Restate the listing below word for word, omitting any images.

PROVIDED ENTRIES:
*-*-*
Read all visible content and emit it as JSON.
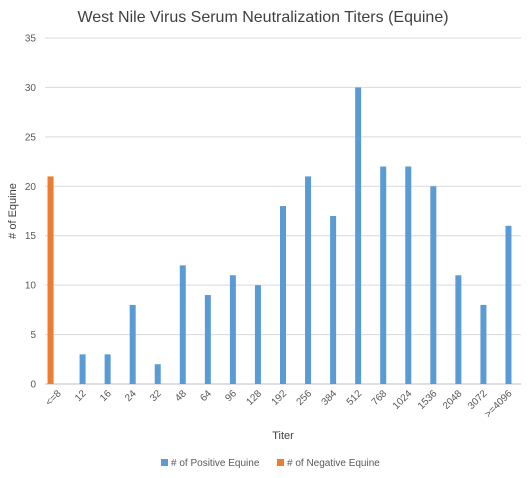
{
  "chart_data": {
    "type": "bar",
    "title": "West Nile Virus Serum Neutralization Titers (Equine)",
    "xlabel": "Titer",
    "ylabel": "# of Equine",
    "ylim": [
      0,
      35
    ],
    "yticks": [
      0,
      5,
      10,
      15,
      20,
      25,
      30,
      35
    ],
    "grid": true,
    "legend_position": "bottom",
    "categories": [
      "<=8",
      "12",
      "16",
      "24",
      "32",
      "48",
      "64",
      "96",
      "128",
      "192",
      "256",
      "384",
      "512",
      "768",
      "1024",
      "1536",
      "2048",
      "3072",
      ">=4096"
    ],
    "series": [
      {
        "name": "# of Positive Equine",
        "color": "#5B9BD5",
        "values": [
          0,
          3,
          3,
          8,
          2,
          12,
          9,
          11,
          10,
          18,
          21,
          17,
          30,
          22,
          22,
          20,
          11,
          8,
          16
        ]
      },
      {
        "name": "# of Negative Equine",
        "color": "#ED7D31",
        "values": [
          21,
          0,
          0,
          0,
          0,
          0,
          0,
          0,
          0,
          0,
          0,
          0,
          0,
          0,
          0,
          0,
          0,
          0,
          0
        ]
      }
    ]
  }
}
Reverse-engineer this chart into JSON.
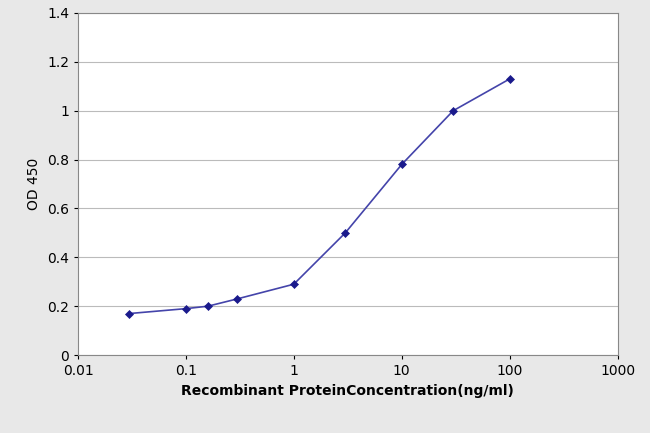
{
  "x": [
    0.03,
    0.1,
    0.16,
    0.3,
    1.0,
    3.0,
    10.0,
    30.0,
    100.0
  ],
  "y": [
    0.17,
    0.19,
    0.2,
    0.23,
    0.29,
    0.5,
    0.78,
    1.0,
    1.13
  ],
  "line_color": "#4444aa",
  "marker_color": "#1a1a8c",
  "marker": "D",
  "marker_size": 4,
  "line_width": 1.2,
  "xlabel": "Recombinant ProteinConcentration(ng/ml)",
  "ylabel": "OD 450",
  "xlim": [
    0.01,
    1000
  ],
  "ylim": [
    0,
    1.4
  ],
  "yticks": [
    0,
    0.2,
    0.4,
    0.6,
    0.8,
    1.0,
    1.2,
    1.4
  ],
  "ytick_labels": [
    "0",
    "0.2",
    "0.4",
    "0.6",
    "0.8",
    "1",
    "1.2",
    "1.4"
  ],
  "xticks": [
    0.01,
    0.1,
    1,
    10,
    100,
    1000
  ],
  "xtick_labels": [
    "0.01",
    "0.1",
    "1",
    "10",
    "100",
    "1000"
  ],
  "grid_color": "#bbbbbb",
  "background_color": "#e8e8e8",
  "plot_bg_color": "#ffffff",
  "xlabel_fontsize": 10,
  "ylabel_fontsize": 10,
  "tick_fontsize": 10,
  "xlabel_fontweight": "bold",
  "linestyle": "-"
}
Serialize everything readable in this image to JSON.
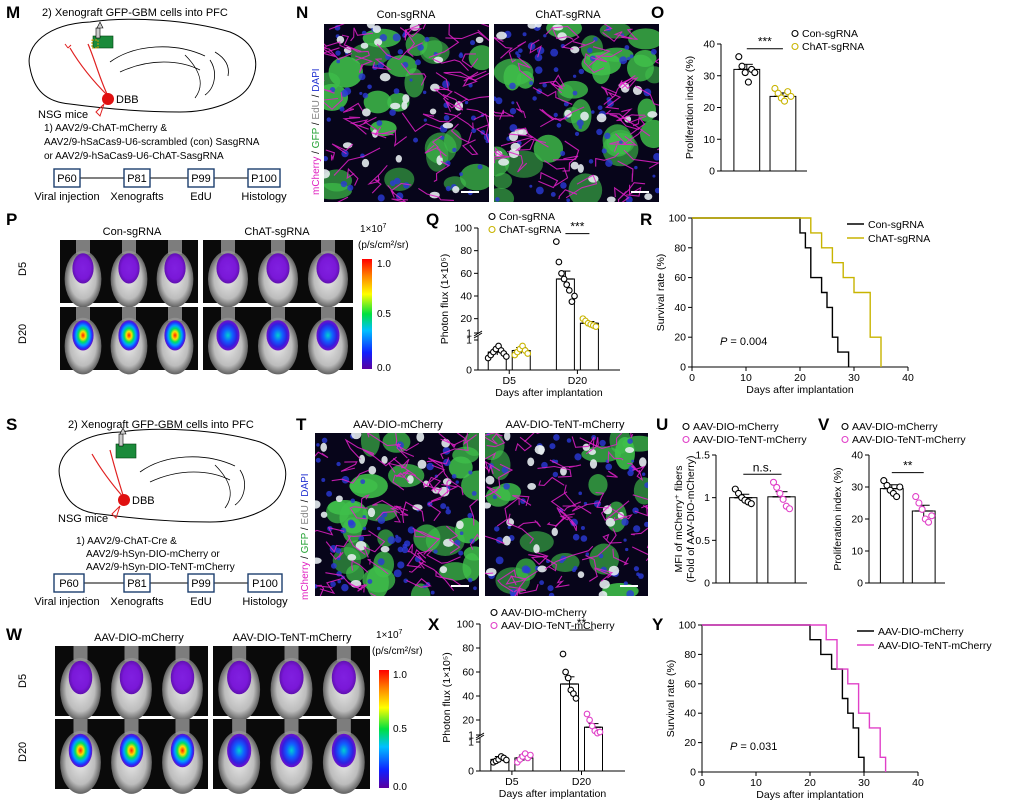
*-*-*
TASK OUTPUT:
Read all visible content and emit it as JSON.
{
  "chart_data": {
    "type": "bar",
    "title": "West Nile Virus Serum Neutralization Titers (Equine)",
    "xlabel": "Titer",
    "ylabel": "# of Equine",
    "ylim": [
      0,
      35
    ],
    "yticks": [
      0,
      5,
      10,
      15,
      20,
      25,
      30,
      35
    ],
    "grid": true,
    "legend_position": "bottom",
    "categories": [
      "<=8",
      "12",
      "16",
      "24",
      "32",
      "48",
      "64",
      "96",
      "128",
      "192",
      "256",
      "384",
      "512",
      "768",
      "1024",
      "1536",
      "2048",
      "3072",
      ">=4096"
    ],
    "series": [
      {
        "name": "# of Positive Equine",
        "color": "#5B9BD5",
        "values": [
          0,
          3,
          3,
          8,
          2,
          12,
          9,
          11,
          10,
          18,
          21,
          17,
          30,
          22,
          22,
          20,
          11,
          8,
          16
        ]
      },
      {
        "name": "# of Negative Equine",
        "color": "#ED7D31",
        "values": [
          21,
          0,
          0,
          0,
          0,
          0,
          0,
          0,
          0,
          0,
          0,
          0,
          0,
          0,
          0,
          0,
          0,
          0,
          0
        ]
      }
    ]
  }
}
Reverse-engineer this chart into JSON.
{
  "x": [
    0.03,
    0.1,
    0.16,
    0.3,
    1.0,
    3.0,
    10.0,
    30.0,
    100.0
  ],
  "y": [
    0.17,
    0.19,
    0.2,
    0.23,
    0.29,
    0.5,
    0.78,
    1.0,
    1.13
  ],
  "line_color": "#4444aa",
  "marker_color": "#1a1a8c",
  "marker": "D",
  "marker_size": 4,
  "line_width": 1.2,
  "xlabel": "Recombinant ProteinConcentration(ng/ml)",
  "ylabel": "OD 450",
  "xlim": [
    0.01,
    1000
  ],
  "ylim": [
    0,
    1.4
  ],
  "yticks": [
    0,
    0.2,
    0.4,
    0.6,
    0.8,
    1.0,
    1.2,
    1.4
  ],
  "ytick_labels": [
    "0",
    "0.2",
    "0.4",
    "0.6",
    "0.8",
    "1",
    "1.2",
    "1.4"
  ],
  "xticks": [
    0.01,
    0.1,
    1,
    10,
    100,
    1000
  ],
  "xtick_labels": [
    "0.01",
    "0.1",
    "1",
    "10",
    "100",
    "1000"
  ],
  "grid_color": "#bbbbbb",
  "background_color": "#e8e8e8",
  "plot_bg_color": "#ffffff",
  "xlabel_fontsize": 10,
  "ylabel_fontsize": 10,
  "tick_fontsize": 10,
  "xlabel_fontweight": "bold",
  "linestyle": "-"
}
Serialize everything readable in this image to JSON.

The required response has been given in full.